→ **Objective**
Retype the records below exactly as they appear.

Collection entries
^^^^^^^^

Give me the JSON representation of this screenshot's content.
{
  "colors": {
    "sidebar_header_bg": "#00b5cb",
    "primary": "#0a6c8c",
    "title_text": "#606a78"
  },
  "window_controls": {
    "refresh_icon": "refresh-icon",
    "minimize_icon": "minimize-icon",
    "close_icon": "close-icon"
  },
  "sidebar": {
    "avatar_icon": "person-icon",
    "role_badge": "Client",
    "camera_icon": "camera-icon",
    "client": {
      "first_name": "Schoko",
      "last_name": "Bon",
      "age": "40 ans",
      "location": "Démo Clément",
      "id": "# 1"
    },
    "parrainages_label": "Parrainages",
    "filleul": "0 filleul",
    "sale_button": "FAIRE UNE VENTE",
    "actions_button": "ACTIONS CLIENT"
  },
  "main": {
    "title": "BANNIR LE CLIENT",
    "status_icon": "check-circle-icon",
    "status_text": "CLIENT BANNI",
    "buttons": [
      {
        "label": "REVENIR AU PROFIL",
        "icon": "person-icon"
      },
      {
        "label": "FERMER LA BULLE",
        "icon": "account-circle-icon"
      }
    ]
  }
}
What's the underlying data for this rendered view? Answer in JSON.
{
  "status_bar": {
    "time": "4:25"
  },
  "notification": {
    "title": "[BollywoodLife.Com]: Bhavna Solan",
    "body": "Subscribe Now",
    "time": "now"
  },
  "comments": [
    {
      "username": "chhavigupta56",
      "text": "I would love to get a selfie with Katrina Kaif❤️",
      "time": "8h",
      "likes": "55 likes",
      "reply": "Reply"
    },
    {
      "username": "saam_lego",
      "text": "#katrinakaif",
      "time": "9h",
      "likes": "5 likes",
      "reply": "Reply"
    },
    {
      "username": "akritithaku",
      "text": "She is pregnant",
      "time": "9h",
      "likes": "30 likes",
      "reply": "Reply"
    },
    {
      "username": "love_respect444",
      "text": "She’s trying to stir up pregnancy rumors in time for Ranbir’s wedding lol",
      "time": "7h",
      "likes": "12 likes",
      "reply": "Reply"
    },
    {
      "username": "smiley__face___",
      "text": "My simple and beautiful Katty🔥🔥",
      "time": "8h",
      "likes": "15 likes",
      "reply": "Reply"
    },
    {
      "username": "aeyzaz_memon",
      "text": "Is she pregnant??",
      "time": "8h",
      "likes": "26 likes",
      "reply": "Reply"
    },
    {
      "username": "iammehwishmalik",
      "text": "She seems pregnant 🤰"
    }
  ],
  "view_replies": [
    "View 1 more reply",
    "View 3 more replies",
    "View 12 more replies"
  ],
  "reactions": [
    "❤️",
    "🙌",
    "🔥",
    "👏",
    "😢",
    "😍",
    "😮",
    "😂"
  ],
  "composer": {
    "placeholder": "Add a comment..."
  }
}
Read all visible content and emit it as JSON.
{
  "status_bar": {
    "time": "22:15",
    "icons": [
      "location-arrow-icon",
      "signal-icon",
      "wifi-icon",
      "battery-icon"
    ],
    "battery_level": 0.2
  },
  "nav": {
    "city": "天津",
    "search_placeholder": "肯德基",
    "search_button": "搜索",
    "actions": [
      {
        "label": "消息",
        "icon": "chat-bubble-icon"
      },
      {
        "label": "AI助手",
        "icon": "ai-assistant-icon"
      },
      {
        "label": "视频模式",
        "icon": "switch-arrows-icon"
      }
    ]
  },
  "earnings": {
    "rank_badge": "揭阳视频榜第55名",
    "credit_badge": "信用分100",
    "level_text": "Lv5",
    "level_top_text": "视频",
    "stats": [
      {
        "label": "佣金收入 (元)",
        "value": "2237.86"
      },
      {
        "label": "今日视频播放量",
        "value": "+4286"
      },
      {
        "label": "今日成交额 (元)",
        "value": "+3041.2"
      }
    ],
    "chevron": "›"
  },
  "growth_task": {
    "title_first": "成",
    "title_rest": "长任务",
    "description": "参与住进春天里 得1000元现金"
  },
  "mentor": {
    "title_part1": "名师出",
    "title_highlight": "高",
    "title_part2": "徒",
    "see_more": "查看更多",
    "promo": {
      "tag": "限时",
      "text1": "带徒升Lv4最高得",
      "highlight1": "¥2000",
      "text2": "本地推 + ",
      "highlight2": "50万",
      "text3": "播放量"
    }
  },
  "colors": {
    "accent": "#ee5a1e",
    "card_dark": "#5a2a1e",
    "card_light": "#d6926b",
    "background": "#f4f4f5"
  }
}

^^^^^^^^

→ **Solution**
Give me the JSON representation of this screenshot's content.
{
  "colors": {
    "sidebar_header_bg": "#00b5cb",
    "primary": "#0a6c8c",
    "title_text": "#606a78"
  },
  "window_controls": {
    "refresh_icon": "refresh-icon",
    "minimize_icon": "minimize-icon",
    "close_icon": "close-icon"
  },
  "sidebar": {
    "avatar_icon": "person-icon",
    "role_badge": "Client",
    "camera_icon": "camera-icon",
    "client": {
      "first_name": "Schoko",
      "last_name": "Bon",
      "age": "40 ans",
      "location": "Démo Clément",
      "id": "# 1"
    },
    "parrainages_label": "Parrainages",
    "filleul": "0 filleul",
    "sale_button": "FAIRE UNE VENTE",
    "actions_button": "ACTIONS CLIENT"
  },
  "main": {
    "title": "BANNIR LE CLIENT",
    "status_icon": "check-circle-icon",
    "status_text": "CLIENT BANNI",
    "buttons": [
      {
        "label": "REVENIR AU PROFIL",
        "icon": "person-icon"
      },
      {
        "label": "FERMER LA BULLE",
        "icon": "account-circle-icon"
      }
    ]
  }
}
What's the underlying data for this rendered view? Answer in JSON.
{
  "status_bar": {
    "time": "4:25"
  },
  "notification": {
    "title": "[BollywoodLife.Com]: Bhavna Solan",
    "body": "Subscribe Now",
    "time": "now"
  },
  "comments": [
    {
      "username": "chhavigupta56",
      "text": "I would love to get a selfie with Katrina Kaif❤️",
      "time": "8h",
      "likes": "55 likes",
      "reply": "Reply"
    },
    {
      "username": "saam_lego",
      "text": "#katrinakaif",
      "time": "9h",
      "likes": "5 likes",
      "reply": "Reply"
    },
    {
      "username": "akritithaku",
      "text": "She is pregnant",
      "time": "9h",
      "likes": "30 likes",
      "reply": "Reply"
    },
    {
      "username": "love_respect444",
      "text": "She’s trying to stir up pregnancy rumors in time for Ranbir’s wedding lol",
      "time": "7h",
      "likes": "12 likes",
      "reply": "Reply"
    },
    {
      "username": "smiley__face___",
      "text": "My simple and beautiful Katty🔥🔥",
      "time": "8h",
      "likes": "15 likes",
      "reply": "Reply"
    },
    {
      "username": "aeyzaz_memon",
      "text": "Is she pregnant??",
      "time": "8h",
      "likes": "26 likes",
      "reply": "Reply"
    },
    {
      "username": "iammehwishmalik",
      "text": "She seems pregnant 🤰"
    }
  ],
  "view_replies": [
    "View 1 more reply",
    "View 3 more replies",
    "View 12 more replies"
  ],
  "reactions": [
    "❤️",
    "🙌",
    "🔥",
    "👏",
    "😢",
    "😍",
    "😮",
    "😂"
  ],
  "composer": {
    "placeholder": "Add a comment..."
  }
}
Read all visible content and emit it as JSON.
{
  "status_bar": {
    "time": "22:15",
    "icons": [
      "location-arrow-icon",
      "signal-icon",
      "wifi-icon",
      "battery-icon"
    ],
    "battery_level": 0.2
  },
  "nav": {
    "city": "天津",
    "search_placeholder": "肯德基",
    "search_button": "搜索",
    "actions": [
      {
        "label": "消息",
        "icon": "chat-bubble-icon"
      },
      {
        "label": "AI助手",
        "icon": "ai-assistant-icon"
      },
      {
        "label": "视频模式",
        "icon": "switch-arrows-icon"
      }
    ]
  },
  "earnings": {
    "rank_badge": "揭阳视频榜第55名",
    "credit_badge": "信用分100",
    "level_text": "Lv5",
    "level_top_text": "视频",
    "stats": [
      {
        "label": "佣金收入 (元)",
        "value": "2237.86"
      },
      {
        "label": "今日视频播放量",
        "value": "+4286"
      },
      {
        "label": "今日成交额 (元)",
        "value": "+3041.2"
      }
    ],
    "chevron": "›"
  },
  "growth_task": {
    "title_first": "成",
    "title_rest": "长任务",
    "description": "参与住进春天里 得1000元现金"
  },
  "mentor": {
    "title_part1": "名师出",
    "title_highlight": "高",
    "title_part2": "徒",
    "see_more": "查看更多",
    "promo": {
      "tag": "限时",
      "text1": "带徒升Lv4最高得",
      "highlight1": "¥2000",
      "text2": "本地推 + ",
      "highlight2": "50万",
      "text3": "播放量"
    }
  },
  "colors": {
    "accent": "#ee5a1e",
    "card_dark": "#5a2a1e",
    "card_light": "#d6926b",
    "background": "#f4f4f5"
  }
}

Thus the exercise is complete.